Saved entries

Begin

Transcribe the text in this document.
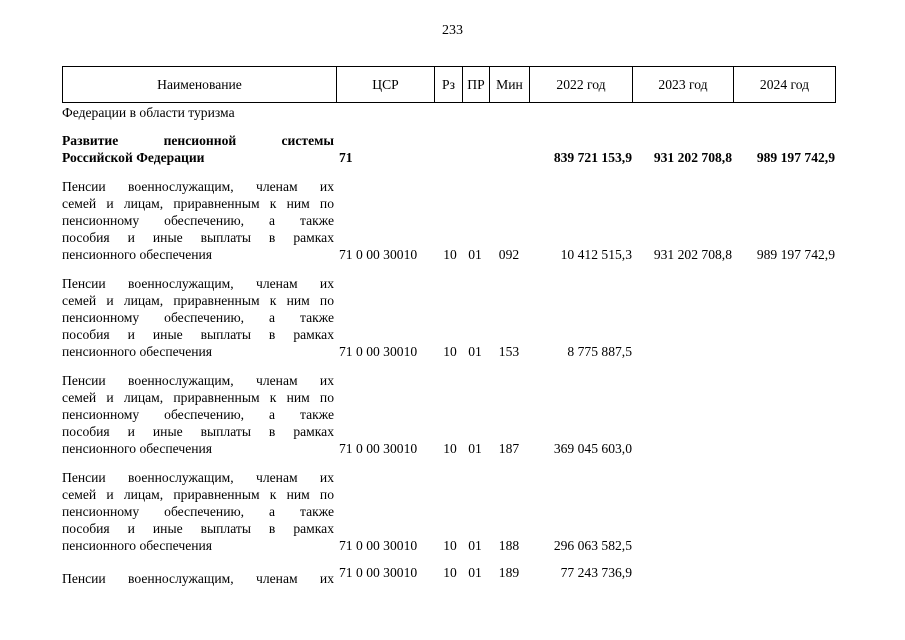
233
Наименование	ЦСР	Рз ПР Мин	2022 год	2023 год	2024 год
Федерации в области туризма
Развитие пенсионной системы
Российской Федерации	71	839 721 153,9	931 202 708,8	989 197 742,9
Пенсии военнослужащим, членам их
семей и лицам, приравненным к ним по
пенсионному обеспечению, а также
пособия и иные выплаты в рамках
пенсионного обеспечения	71 0 00 30010	10 01	092	10 412 515,3	931 202 708,8	989 197 742,9
Пенсии военнослужащим, членам их
семей и лицам, приравненным к ним по
пенсионному обеспечению, а также
пособия и иные выплаты в рамках
пенсионного обеспечения	71 0 00 30010	10 01	153	8 775 887,5
Пенсии военнослужащим, членам их
семей и лицам, приравненным к ним по
пенсионному обеспечению, а также
пособия и иные выплаты в рамках
пенсионного обеспечения	71 0 00 30010	10 01	187	369 045 603,0
Пенсии военнослужащим, членам их
семей и лицам, приравненным к ним по
пенсионному обеспечению, а также
пособия и иные выплаты в рамках
пенсионного обеспечения	71 0 00 30010	10 01	188	296 063 582,5
Пенсии военнослужащим, членам их 71 0 00 30010	10 01	189	77 243 736,9
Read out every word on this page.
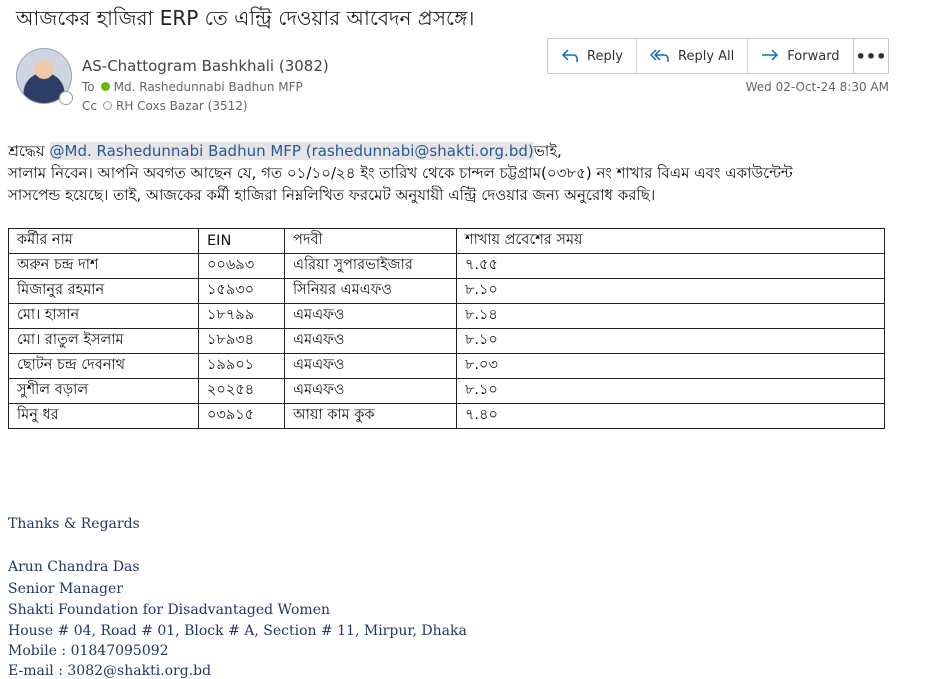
আজকের হাজিরা ERP তে এন্ট্রি দেওয়ার আবেদন প্রসঙ্গে।
AS-Chattogram Bashkhali (3082)
To Md. Rashedunnabi Badhun MFP
Cc RH Coxs Bazar (3512)
Reply	Reply All	Forward •••
Wed 02-Oct-24 8:30 AM
শ্রদ্ধেয় @Md. Rashedunnabi Badhun MFP (rashedunnabi@shakti.org.bd)ভাই,
সালাম নিবেন। আপনি অবগত আছেন যে, গত ০১/১০/২৪ ইং তারিখ থেকে চান্দল চট্টগ্রাম(০৩৮৫) নং শাখার বিএম এবং একাউন্টেন্ট
সাসপেন্ড হয়েছে। তাই, আজকের কর্মী হাজিরা নিম্নলিখিত ফরমেট অনুযায়ী এন্ট্রি দেওয়ার জন্য অনুরোধ করছি।
কর্মীর নাম	EIN	পদবী	শাখায় প্রবেশের সময়
অরুন চন্দ্র দাশ	০০৬৯৩	এরিয়া সুপারভাইজার	৭.৫৫
মিজানুর রহমান	১৫৯৩০	সিনিয়র এমএফও	৮.১০
মো। হাসান	১৮৭৯৯	এমএফও	৮.১৪
মো। রাতুল ইসলাম	১৮৯৩৪	এমএফও	৮.১০
ছোটন চন্দ্র দেবনাথ	১৯৯০১	এমএফও	৮.০৩
সুশীল বড়াল	২০২৫৪	এমএফও	৮.১০
মিনু ধর	০৩৯১৫	আয়া কাম কুক	৭.৪০
Thanks & Regards
Arun Chandra Das
Senior Manager
Shakti Foundation for Disadvantaged Women
House # 04, Road # 01, Block # A, Section # 11, Mirpur, Dhaka
Mobile : 01847095092
E-mail : 3082@shakti.org.bd
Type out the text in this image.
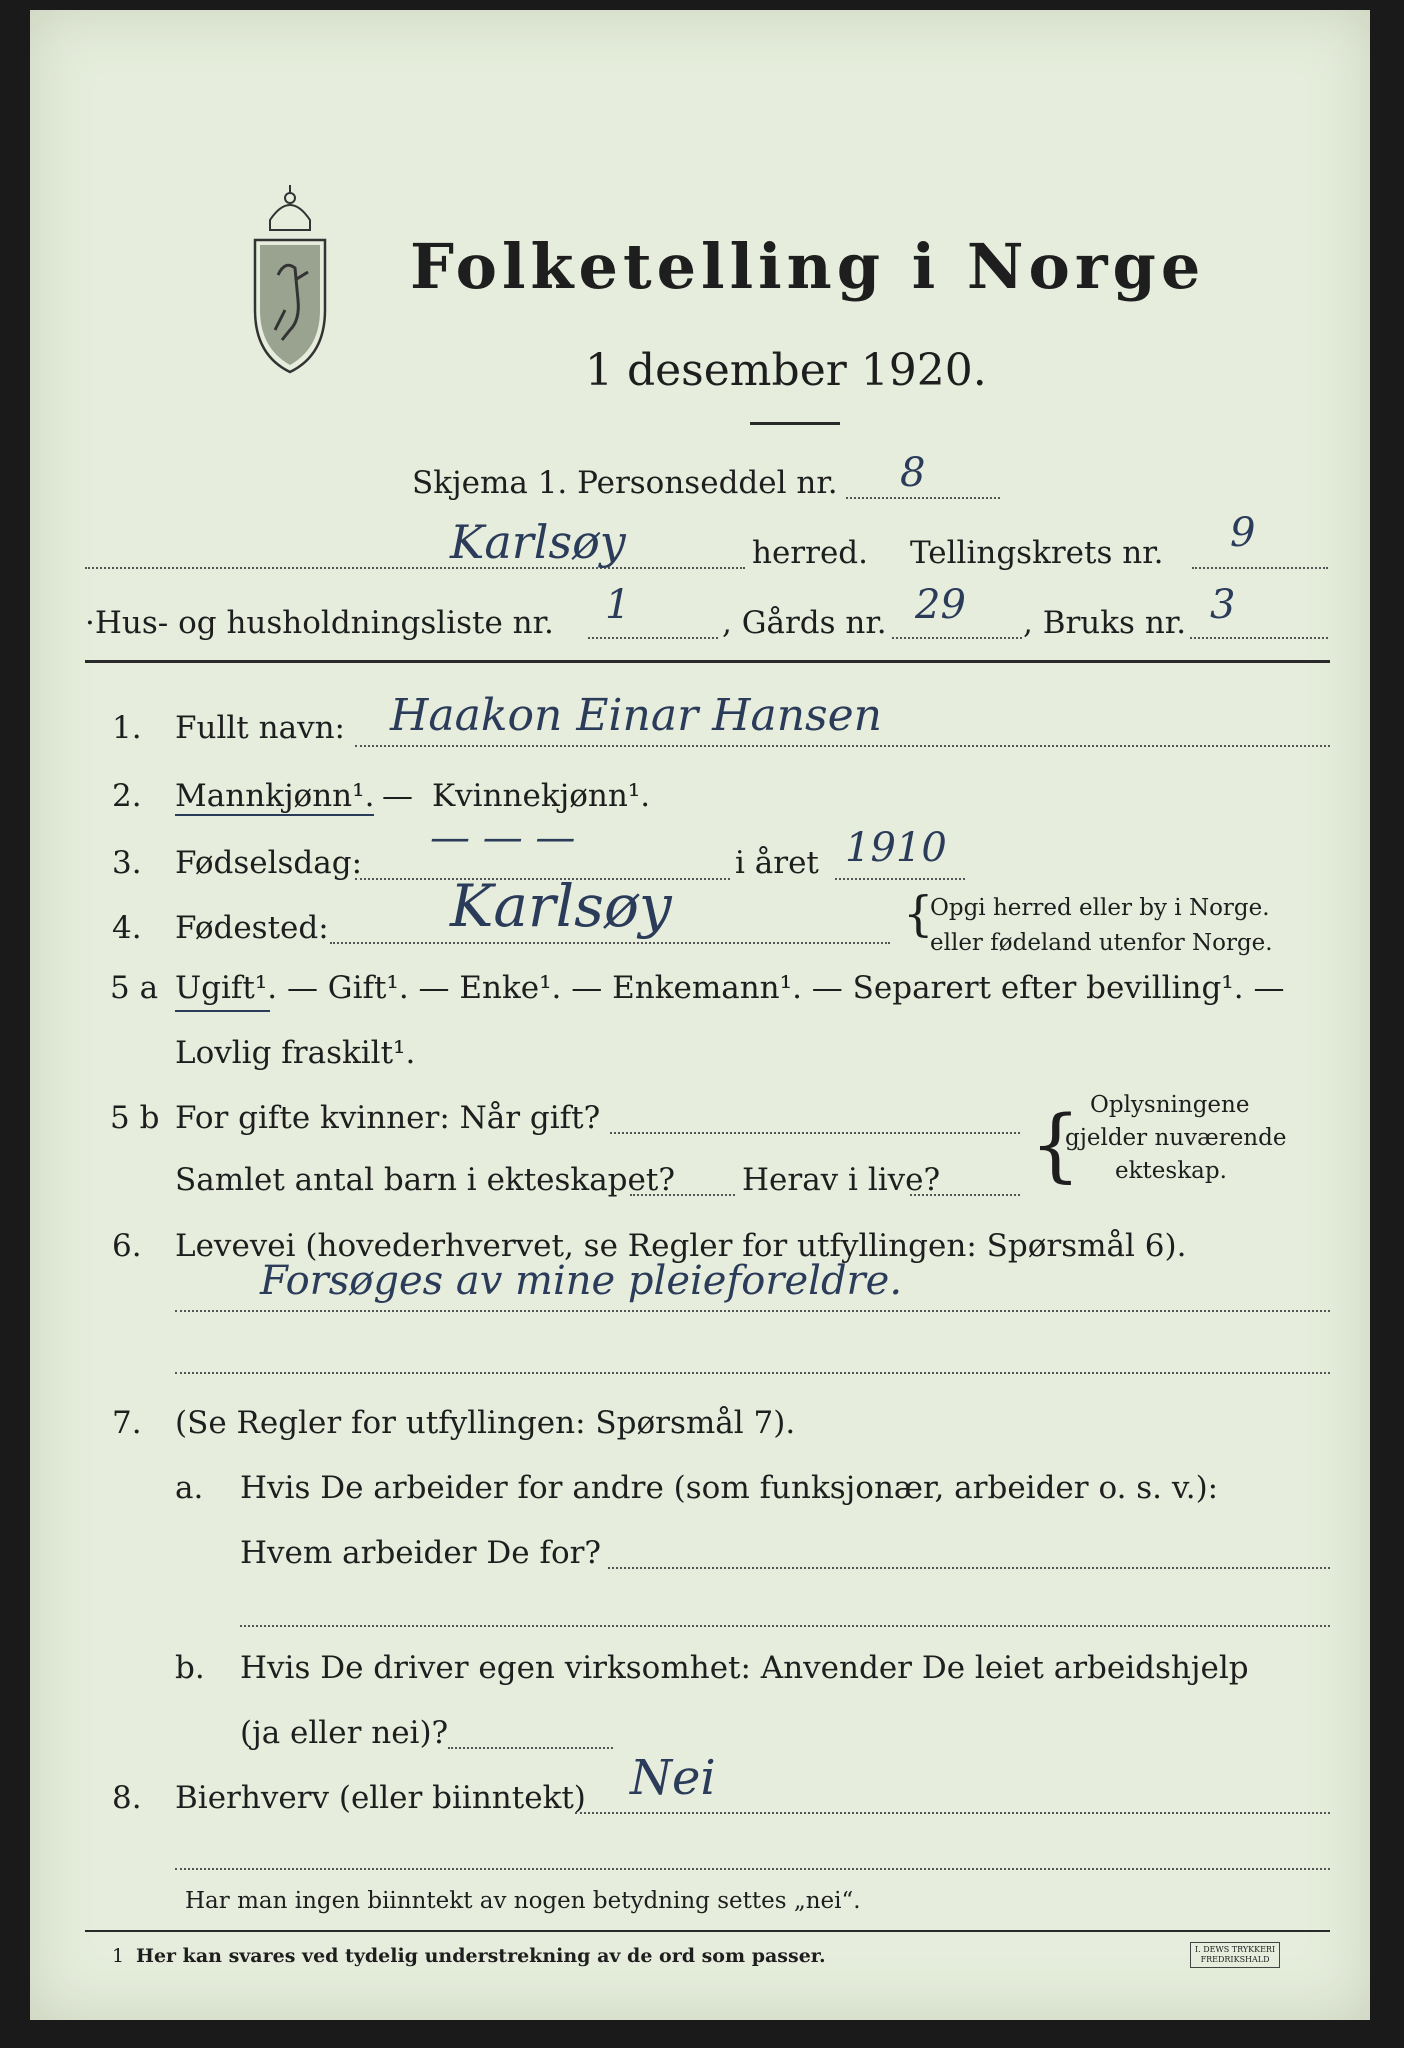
Folketelling i Norge
1 desember 1920.
Skjema 1. Personseddel nr. 8
Karlsøy	herred. Tellingskrets nr. 9
·Hus- og husholdningsliste nr. 1	, Gårds nr. 29 , Bruks nr. 3
1. Fullt navn: Haakon Einar Hansen
2. Mannkjønn¹. — Kvinnekjønn¹.
3. Fødselsdag:
— — —
i året 1910
4. Fødested: Karlsøy	{
Opgi herred eller by i Norge.
eller fødeland utenfor Norge.
5 a Ugift¹. — Gift¹. — Enke¹. — Enkemann¹. — Separert efter bevilling¹. —
Lovlig fraskilt¹.
5 b For gifte kvinner: Når gift?
Samlet antal barn i ekteskapet? Herav i live? { Oplysningene
gjelder nuværende
ekteskap.
6. Levevei (hovederhvervet, se Regler for utfyllingen: Spørsmål 6).
Forsøges av mine pleieforeldre.
7. (Se Regler for utfyllingen: Spørsmål 7).
a. Hvis De arbeider for andre (som funksjonær, arbeider o. s. v.):
Hvem arbeider De for?
b. Hvis De driver egen virksomhet: Anvender De leiet arbeidshjelp
(ja eller nei)?
8. Bierhverv (eller biinntekt) Nei
Har man ingen biinntekt av nogen betydning settes „nei“.
1 Her kan svares ved tydelig understrekning av de ord som passer.	I. DEWS TRYKKERI
FREDRIKSHALD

End

*Stated problem*
Pictures are excluded; output everything else in the data verbatim.

*Exercise response*
Transcribe the text in this document.
233
Наименование	ЦСР	Рз ПР Мин	2022 год	2023 год	2024 год
Федерации в области туризма
Развитие пенсионной системы
Российской Федерации	71	839 721 153,9	931 202 708,8	989 197 742,9
Пенсии военнослужащим, членам их
семей и лицам, приравненным к ним по
пенсионному обеспечению, а также
пособия и иные выплаты в рамках
пенсионного обеспечения	71 0 00 30010	10 01	092	10 412 515,3	931 202 708,8	989 197 742,9
Пенсии военнослужащим, членам их
семей и лицам, приравненным к ним по
пенсионному обеспечению, а также
пособия и иные выплаты в рамках
пенсионного обеспечения	71 0 00 30010	10 01	153	8 775 887,5
Пенсии военнослужащим, членам их
семей и лицам, приравненным к ним по
пенсионному обеспечению, а также
пособия и иные выплаты в рамках
пенсионного обеспечения	71 0 00 30010	10 01	187	369 045 603,0
Пенсии военнослужащим, членам их
семей и лицам, приравненным к ним по
пенсионному обеспечению, а также
пособия и иные выплаты в рамках
пенсионного обеспечения	71 0 00 30010	10 01	188	296 063 582,5
Пенсии военнослужащим, членам их 71 0 00 30010	10 01	189	77 243 736,9
Read out every word on this page.
আজকের হাজিরা ERP তে এন্ট্রি দেওয়ার আবেদন প্রসঙ্গে।
AS-Chattogram Bashkhali (3082)
To Md. Rashedunnabi Badhun MFP
Cc RH Coxs Bazar (3512)
Reply	Reply All	Forward •••
Wed 02-Oct-24 8:30 AM
শ্রদ্ধেয় @Md. Rashedunnabi Badhun MFP (rashedunnabi@shakti.org.bd)ভাই,
সালাম নিবেন। আপনি অবগত আছেন যে, গত ০১/১০/২৪ ইং তারিখ থেকে চান্দল চট্টগ্রাম(০৩৮৫) নং শাখার বিএম এবং একাউন্টেন্ট
সাসপেন্ড হয়েছে। তাই, আজকের কর্মী হাজিরা নিম্নলিখিত ফরমেট অনুযায়ী এন্ট্রি দেওয়ার জন্য অনুরোধ করছি।
কর্মীর নাম	EIN	পদবী	শাখায় প্রবেশের সময়
অরুন চন্দ্র দাশ	০০৬৯৩	এরিয়া সুপারভাইজার	৭.৫৫
মিজানুর রহমান	১৫৯৩০	সিনিয়র এমএফও	৮.১০
মো। হাসান	১৮৭৯৯	এমএফও	৮.১৪
মো। রাতুল ইসলাম	১৮৯৩৪	এমএফও	৮.১০
ছোটন চন্দ্র দেবনাথ	১৯৯০১	এমএফও	৮.০৩
সুশীল বড়াল	২০২৫৪	এমএফও	৮.১০
মিনু ধর	০৩৯১৫	আয়া কাম কুক	৭.৪০
Thanks & Regards
Arun Chandra Das
Senior Manager
Shakti Foundation for Disadvantaged Women
House # 04, Road # 01, Block # A, Section # 11, Mirpur, Dhaka
Mobile : 01847095092
E-mail : 3082@shakti.org.bd
Type out the text in this image.
Folketelling i Norge
1 desember 1920.
Skjema 1. Personseddel nr. 8
Karlsøy	herred. Tellingskrets nr. 9
·Hus- og husholdningsliste nr. 1	, Gårds nr. 29 , Bruks nr. 3
1. Fullt navn: Haakon Einar Hansen
2. Mannkjønn¹. — Kvinnekjønn¹.
3. Fødselsdag:
— — —
i året 1910
4. Fødested: Karlsøy	{
Opgi herred eller by i Norge.
eller fødeland utenfor Norge.
5 a Ugift¹. — Gift¹. — Enke¹. — Enkemann¹. — Separert efter bevilling¹. —
Lovlig fraskilt¹.
5 b For gifte kvinner: Når gift?
Samlet antal barn i ekteskapet? Herav i live? { Oplysningene
gjelder nuværende
ekteskap.
6. Levevei (hovederhvervet, se Regler for utfyllingen: Spørsmål 6).
Forsøges av mine pleieforeldre.
7. (Se Regler for utfyllingen: Spørsmål 7).
a. Hvis De arbeider for andre (som funksjonær, arbeider o. s. v.):
Hvem arbeider De for?
b. Hvis De driver egen virksomhet: Anvender De leiet arbeidshjelp
(ja eller nei)?
8. Bierhverv (eller biinntekt) Nei
Har man ingen biinntekt av nogen betydning settes „nei“.
1 Her kan svares ved tydelig understrekning av de ord som passer.	I. DEWS TRYKKERI
FREDRIKSHALD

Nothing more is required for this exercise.